### SET TASK
Copy out each line below that has the word "face" in it.
• • •
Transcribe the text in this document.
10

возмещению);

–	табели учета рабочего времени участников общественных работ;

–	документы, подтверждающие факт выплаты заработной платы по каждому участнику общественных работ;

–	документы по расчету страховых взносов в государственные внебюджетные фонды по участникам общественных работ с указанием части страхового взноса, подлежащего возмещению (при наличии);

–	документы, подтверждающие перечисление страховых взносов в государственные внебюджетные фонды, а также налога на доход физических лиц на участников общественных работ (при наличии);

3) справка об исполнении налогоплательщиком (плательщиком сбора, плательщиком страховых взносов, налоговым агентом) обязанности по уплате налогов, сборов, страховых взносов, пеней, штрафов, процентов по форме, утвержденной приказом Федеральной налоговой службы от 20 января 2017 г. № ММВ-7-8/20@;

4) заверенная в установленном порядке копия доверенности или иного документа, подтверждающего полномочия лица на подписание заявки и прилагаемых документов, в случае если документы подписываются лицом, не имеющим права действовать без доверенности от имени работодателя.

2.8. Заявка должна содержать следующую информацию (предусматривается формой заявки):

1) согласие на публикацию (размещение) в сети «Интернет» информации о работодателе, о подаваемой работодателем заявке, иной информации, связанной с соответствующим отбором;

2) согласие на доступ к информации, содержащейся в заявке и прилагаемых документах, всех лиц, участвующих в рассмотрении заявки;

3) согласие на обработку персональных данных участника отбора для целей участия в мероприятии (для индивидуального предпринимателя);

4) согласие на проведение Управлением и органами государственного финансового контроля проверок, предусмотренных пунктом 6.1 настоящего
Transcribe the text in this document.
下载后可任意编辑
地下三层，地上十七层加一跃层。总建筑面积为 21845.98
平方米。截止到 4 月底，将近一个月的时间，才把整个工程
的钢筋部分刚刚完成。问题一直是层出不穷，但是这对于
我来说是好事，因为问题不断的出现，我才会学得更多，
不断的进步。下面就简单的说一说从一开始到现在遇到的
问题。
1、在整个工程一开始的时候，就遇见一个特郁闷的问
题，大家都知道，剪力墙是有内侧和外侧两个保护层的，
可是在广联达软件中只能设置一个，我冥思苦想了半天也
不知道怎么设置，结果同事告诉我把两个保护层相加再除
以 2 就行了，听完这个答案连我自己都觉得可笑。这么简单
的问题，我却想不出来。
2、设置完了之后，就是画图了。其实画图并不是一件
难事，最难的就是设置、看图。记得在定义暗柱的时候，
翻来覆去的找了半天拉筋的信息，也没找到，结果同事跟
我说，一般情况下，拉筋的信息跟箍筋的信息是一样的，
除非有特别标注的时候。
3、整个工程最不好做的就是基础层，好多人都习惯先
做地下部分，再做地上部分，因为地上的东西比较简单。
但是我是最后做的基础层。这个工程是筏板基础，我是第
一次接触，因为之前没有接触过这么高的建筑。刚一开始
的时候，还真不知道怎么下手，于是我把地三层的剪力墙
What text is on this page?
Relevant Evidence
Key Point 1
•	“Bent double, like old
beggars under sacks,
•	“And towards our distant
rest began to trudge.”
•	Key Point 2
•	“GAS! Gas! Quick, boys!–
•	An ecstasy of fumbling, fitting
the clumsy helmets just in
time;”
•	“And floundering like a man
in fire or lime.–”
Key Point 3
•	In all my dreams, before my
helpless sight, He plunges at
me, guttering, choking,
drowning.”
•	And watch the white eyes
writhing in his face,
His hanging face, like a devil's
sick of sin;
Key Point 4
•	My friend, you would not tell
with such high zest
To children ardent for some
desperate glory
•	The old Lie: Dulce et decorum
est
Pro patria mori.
• • •
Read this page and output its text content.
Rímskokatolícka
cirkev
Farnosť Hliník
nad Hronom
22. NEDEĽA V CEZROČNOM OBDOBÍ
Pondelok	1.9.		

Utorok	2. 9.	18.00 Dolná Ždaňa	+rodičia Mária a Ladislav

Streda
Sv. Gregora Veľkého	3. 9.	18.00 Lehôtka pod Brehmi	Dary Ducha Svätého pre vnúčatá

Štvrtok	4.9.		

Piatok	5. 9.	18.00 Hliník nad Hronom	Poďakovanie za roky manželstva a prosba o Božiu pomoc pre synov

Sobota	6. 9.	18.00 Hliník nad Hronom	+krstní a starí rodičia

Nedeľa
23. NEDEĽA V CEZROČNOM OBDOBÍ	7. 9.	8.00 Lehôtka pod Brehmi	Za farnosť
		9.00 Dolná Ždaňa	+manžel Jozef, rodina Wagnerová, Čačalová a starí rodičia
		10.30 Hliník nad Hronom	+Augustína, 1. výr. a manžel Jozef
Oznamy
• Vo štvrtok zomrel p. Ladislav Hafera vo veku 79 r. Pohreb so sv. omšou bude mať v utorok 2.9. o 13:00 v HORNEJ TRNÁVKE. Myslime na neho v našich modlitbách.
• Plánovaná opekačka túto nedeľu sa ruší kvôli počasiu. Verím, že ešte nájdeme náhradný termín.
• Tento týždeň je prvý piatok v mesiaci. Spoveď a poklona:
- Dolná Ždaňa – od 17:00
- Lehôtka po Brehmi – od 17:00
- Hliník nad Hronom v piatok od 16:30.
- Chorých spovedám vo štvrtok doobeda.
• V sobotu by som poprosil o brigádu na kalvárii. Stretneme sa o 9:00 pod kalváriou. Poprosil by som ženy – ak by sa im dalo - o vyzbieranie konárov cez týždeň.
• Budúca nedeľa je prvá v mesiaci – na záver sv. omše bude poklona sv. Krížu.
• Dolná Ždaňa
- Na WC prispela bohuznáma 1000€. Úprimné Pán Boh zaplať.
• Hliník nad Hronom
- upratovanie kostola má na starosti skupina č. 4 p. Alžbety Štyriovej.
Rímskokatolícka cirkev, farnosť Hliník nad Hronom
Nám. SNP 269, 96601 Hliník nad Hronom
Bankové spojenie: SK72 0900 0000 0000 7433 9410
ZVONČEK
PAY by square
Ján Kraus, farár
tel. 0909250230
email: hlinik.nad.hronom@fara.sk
• • •
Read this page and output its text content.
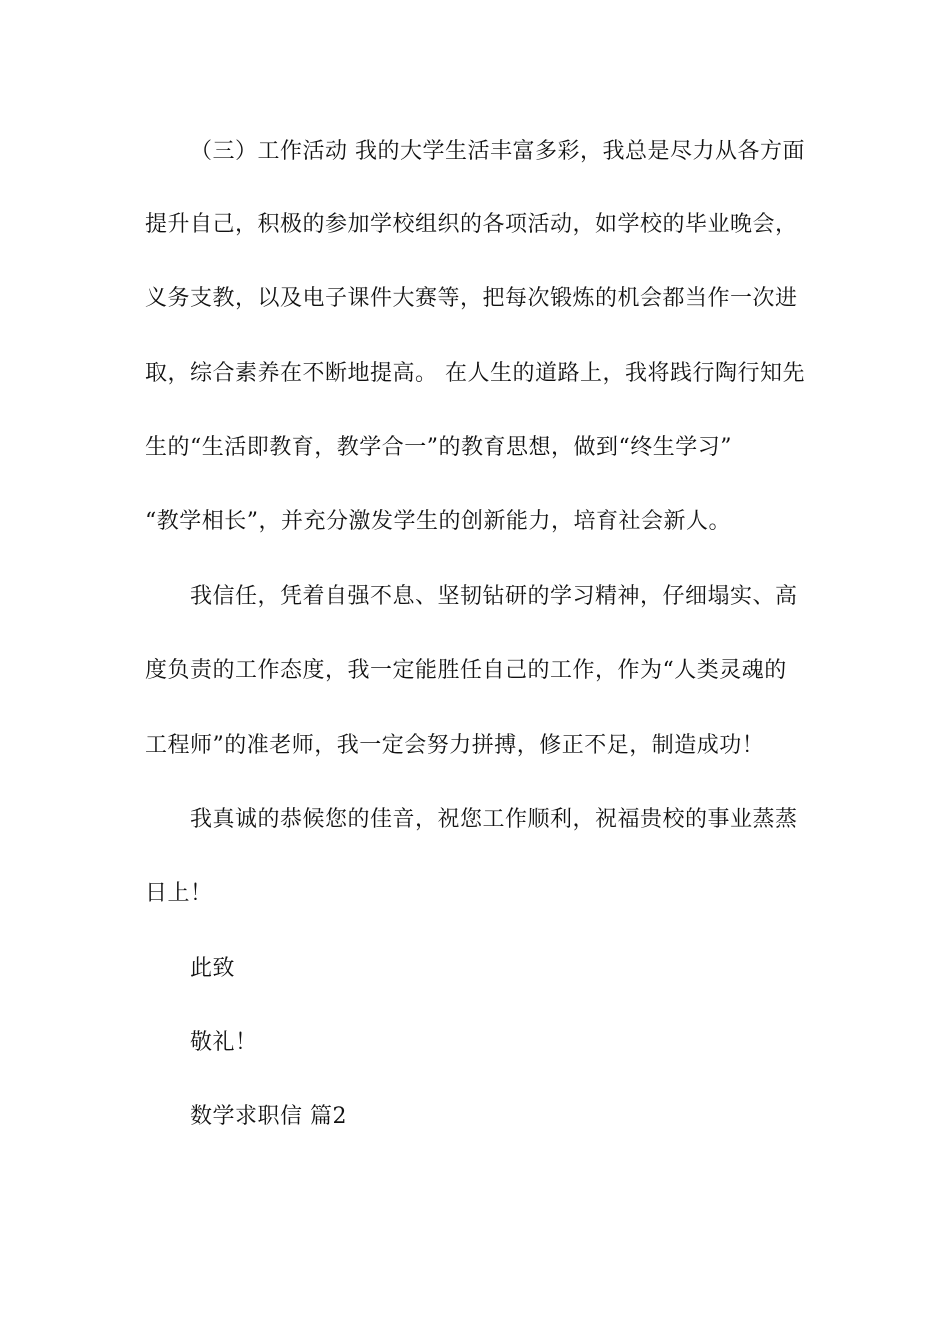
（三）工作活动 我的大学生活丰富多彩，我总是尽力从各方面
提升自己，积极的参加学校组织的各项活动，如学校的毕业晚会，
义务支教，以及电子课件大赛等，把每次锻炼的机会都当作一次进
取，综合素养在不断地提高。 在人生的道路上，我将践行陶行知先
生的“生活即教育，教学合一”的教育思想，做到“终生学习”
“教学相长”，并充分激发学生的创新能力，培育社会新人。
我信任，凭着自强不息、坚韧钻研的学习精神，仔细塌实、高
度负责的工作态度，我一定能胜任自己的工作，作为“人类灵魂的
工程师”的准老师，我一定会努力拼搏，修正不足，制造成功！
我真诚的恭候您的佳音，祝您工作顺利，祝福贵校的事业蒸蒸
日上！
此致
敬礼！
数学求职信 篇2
• • •
### COMPLETED TASK
writhing in his face,
His hanging face, like a devil's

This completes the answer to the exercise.